== Exercise ==
Write out every line below that includes the word "symbol".

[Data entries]
□ □ □ □ □ □ □

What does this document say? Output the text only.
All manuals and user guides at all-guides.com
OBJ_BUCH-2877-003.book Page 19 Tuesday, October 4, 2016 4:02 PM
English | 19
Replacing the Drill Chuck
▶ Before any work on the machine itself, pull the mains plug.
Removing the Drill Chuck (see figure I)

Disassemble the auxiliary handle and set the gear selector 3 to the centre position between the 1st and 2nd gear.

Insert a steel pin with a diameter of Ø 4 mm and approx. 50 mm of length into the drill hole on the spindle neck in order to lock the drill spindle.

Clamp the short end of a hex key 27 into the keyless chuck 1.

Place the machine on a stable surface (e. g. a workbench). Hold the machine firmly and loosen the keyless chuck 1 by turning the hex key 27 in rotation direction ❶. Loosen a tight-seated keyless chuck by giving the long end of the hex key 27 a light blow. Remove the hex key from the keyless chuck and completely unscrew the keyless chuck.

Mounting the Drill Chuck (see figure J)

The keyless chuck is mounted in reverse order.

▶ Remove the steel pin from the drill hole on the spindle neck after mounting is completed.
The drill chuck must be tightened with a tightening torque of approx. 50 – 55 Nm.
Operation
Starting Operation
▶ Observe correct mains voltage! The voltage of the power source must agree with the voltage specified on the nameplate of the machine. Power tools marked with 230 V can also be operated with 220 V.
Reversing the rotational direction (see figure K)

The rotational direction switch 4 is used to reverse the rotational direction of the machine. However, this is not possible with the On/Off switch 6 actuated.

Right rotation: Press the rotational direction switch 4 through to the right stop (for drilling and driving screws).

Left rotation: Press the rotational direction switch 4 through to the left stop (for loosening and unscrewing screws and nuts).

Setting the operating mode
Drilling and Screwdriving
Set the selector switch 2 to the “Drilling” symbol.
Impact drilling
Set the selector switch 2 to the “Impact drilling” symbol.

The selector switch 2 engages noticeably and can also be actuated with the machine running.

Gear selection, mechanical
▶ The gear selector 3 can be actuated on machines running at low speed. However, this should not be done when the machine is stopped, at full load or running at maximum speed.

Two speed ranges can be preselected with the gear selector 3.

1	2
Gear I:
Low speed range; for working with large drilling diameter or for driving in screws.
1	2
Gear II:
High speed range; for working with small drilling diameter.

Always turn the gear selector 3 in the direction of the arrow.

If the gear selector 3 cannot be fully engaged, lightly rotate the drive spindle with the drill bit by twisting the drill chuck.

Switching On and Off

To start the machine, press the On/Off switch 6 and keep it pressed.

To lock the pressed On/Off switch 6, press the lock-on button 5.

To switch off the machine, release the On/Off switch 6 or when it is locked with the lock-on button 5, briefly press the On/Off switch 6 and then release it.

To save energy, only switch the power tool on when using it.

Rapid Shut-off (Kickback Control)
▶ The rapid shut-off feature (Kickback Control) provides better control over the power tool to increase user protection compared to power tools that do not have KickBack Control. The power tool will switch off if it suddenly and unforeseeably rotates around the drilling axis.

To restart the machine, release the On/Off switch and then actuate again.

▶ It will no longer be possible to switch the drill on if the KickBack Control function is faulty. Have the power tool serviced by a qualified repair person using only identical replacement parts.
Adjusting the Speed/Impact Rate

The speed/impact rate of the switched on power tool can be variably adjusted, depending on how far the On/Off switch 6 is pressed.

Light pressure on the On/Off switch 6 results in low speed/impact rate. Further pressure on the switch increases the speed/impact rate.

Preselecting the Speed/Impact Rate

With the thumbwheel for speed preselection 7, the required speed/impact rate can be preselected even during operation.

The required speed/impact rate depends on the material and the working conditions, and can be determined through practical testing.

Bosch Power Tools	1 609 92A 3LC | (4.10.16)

□ □ □ □ □ □ □

== Response to the exercise ==
Set the selector switch 2 to the “Drilling” symbol.
Set the selector switch 2 to the “Impact drilling” symbol.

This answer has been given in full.